### Challenge
Reproduce all entries precisely, down to the last character.

--- Start of Extracted material ---

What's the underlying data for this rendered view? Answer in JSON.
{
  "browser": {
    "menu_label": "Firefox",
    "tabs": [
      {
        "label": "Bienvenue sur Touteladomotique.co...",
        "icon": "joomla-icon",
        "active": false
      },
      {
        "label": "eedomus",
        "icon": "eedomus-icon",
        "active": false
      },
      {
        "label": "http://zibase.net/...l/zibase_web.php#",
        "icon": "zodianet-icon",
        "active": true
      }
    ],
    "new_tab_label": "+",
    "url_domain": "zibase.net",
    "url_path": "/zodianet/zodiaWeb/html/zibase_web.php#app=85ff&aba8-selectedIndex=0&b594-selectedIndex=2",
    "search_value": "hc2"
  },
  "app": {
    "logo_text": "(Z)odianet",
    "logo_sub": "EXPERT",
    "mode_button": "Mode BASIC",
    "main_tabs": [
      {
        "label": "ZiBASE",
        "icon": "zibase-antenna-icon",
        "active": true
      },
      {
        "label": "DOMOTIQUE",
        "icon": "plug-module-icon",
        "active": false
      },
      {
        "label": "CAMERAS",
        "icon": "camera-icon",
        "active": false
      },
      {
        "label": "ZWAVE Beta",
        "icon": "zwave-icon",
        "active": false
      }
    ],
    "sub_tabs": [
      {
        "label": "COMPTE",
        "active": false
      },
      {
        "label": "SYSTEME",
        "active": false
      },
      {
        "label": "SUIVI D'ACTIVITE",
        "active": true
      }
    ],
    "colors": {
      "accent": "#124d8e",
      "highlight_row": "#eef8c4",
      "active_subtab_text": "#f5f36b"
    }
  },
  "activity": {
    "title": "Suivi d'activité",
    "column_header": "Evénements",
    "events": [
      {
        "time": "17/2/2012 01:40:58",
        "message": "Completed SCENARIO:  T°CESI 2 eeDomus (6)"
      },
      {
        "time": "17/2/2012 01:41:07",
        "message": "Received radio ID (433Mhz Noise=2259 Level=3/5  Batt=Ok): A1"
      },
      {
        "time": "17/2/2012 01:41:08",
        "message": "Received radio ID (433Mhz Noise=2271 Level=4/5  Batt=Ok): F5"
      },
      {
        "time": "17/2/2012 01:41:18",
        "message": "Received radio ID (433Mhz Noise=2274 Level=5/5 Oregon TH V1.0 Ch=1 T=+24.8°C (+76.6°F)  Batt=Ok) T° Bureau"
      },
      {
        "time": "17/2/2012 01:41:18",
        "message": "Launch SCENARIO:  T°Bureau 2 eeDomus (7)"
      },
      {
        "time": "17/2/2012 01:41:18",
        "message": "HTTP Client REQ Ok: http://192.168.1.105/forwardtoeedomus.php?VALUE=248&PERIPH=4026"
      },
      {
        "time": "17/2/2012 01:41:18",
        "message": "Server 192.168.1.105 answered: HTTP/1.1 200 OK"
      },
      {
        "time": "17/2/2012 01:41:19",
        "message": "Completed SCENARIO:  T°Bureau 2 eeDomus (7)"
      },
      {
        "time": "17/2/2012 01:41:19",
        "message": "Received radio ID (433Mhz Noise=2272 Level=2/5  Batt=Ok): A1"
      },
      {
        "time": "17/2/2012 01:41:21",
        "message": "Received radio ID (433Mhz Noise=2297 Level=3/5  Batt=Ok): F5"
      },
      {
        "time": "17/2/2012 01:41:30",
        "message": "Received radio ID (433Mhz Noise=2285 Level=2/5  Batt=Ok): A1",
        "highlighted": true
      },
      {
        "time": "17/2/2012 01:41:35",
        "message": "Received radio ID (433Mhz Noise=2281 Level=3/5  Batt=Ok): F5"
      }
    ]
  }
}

--- End of Extracted material ---

### Full output
What's the underlying data for this rendered view? Answer in JSON.
{
  "browser": {
    "menu_label": "Firefox",
    "tabs": [
      {
        "label": "Bienvenue sur Touteladomotique.co...",
        "icon": "joomla-icon",
        "active": false
      },
      {
        "label": "eedomus",
        "icon": "eedomus-icon",
        "active": false
      },
      {
        "label": "http://zibase.net/...l/zibase_web.php#",
        "icon": "zodianet-icon",
        "active": true
      }
    ],
    "new_tab_label": "+",
    "url_domain": "zibase.net",
    "url_path": "/zodianet/zodiaWeb/html/zibase_web.php#app=85ff&aba8-selectedIndex=0&b594-selectedIndex=2",
    "search_value": "hc2"
  },
  "app": {
    "logo_text": "(Z)odianet",
    "logo_sub": "EXPERT",
    "mode_button": "Mode BASIC",
    "main_tabs": [
      {
        "label": "ZiBASE",
        "icon": "zibase-antenna-icon",
        "active": true
      },
      {
        "label": "DOMOTIQUE",
        "icon": "plug-module-icon",
        "active": false
      },
      {
        "label": "CAMERAS",
        "icon": "camera-icon",
        "active": false
      },
      {
        "label": "ZWAVE Beta",
        "icon": "zwave-icon",
        "active": false
      }
    ],
    "sub_tabs": [
      {
        "label": "COMPTE",
        "active": false
      },
      {
        "label": "SYSTEME",
        "active": false
      },
      {
        "label": "SUIVI D'ACTIVITE",
        "active": true
      }
    ],
    "colors": {
      "accent": "#124d8e",
      "highlight_row": "#eef8c4",
      "active_subtab_text": "#f5f36b"
    }
  },
  "activity": {
    "title": "Suivi d'activité",
    "column_header": "Evénements",
    "events": [
      {
        "time": "17/2/2012 01:40:58",
        "message": "Completed SCENARIO:  T°CESI 2 eeDomus (6)"
      },
      {
        "time": "17/2/2012 01:41:07",
        "message": "Received radio ID (433Mhz Noise=2259 Level=3/5  Batt=Ok): A1"
      },
      {
        "time": "17/2/2012 01:41:08",
        "message": "Received radio ID (433Mhz Noise=2271 Level=4/5  Batt=Ok): F5"
      },
      {
        "time": "17/2/2012 01:41:18",
        "message": "Received radio ID (433Mhz Noise=2274 Level=5/5 Oregon TH V1.0 Ch=1 T=+24.8°C (+76.6°F)  Batt=Ok) T° Bureau"
      },
      {
        "time": "17/2/2012 01:41:18",
        "message": "Launch SCENARIO:  T°Bureau 2 eeDomus (7)"
      },
      {
        "time": "17/2/2012 01:41:18",
        "message": "HTTP Client REQ Ok: http://192.168.1.105/forwardtoeedomus.php?VALUE=248&PERIPH=4026"
      },
      {
        "time": "17/2/2012 01:41:18",
        "message": "Server 192.168.1.105 answered: HTTP/1.1 200 OK"
      },
      {
        "time": "17/2/2012 01:41:19",
        "message": "Completed SCENARIO:  T°Bureau 2 eeDomus (7)"
      },
      {
        "time": "17/2/2012 01:41:19",
        "message": "Received radio ID (433Mhz Noise=2272 Level=2/5  Batt=Ok): A1"
      },
      {
        "time": "17/2/2012 01:41:21",
        "message": "Received radio ID (433Mhz Noise=2297 Level=3/5  Batt=Ok): F5"
      },
      {
        "time": "17/2/2012 01:41:30",
        "message": "Received radio ID (433Mhz Noise=2285 Level=2/5  Batt=Ok): A1",
        "highlighted": true
      },
      {
        "time": "17/2/2012 01:41:35",
        "message": "Received radio ID (433Mhz Noise=2281 Level=3/5  Batt=Ok): F5"
      }
    ]
  }
}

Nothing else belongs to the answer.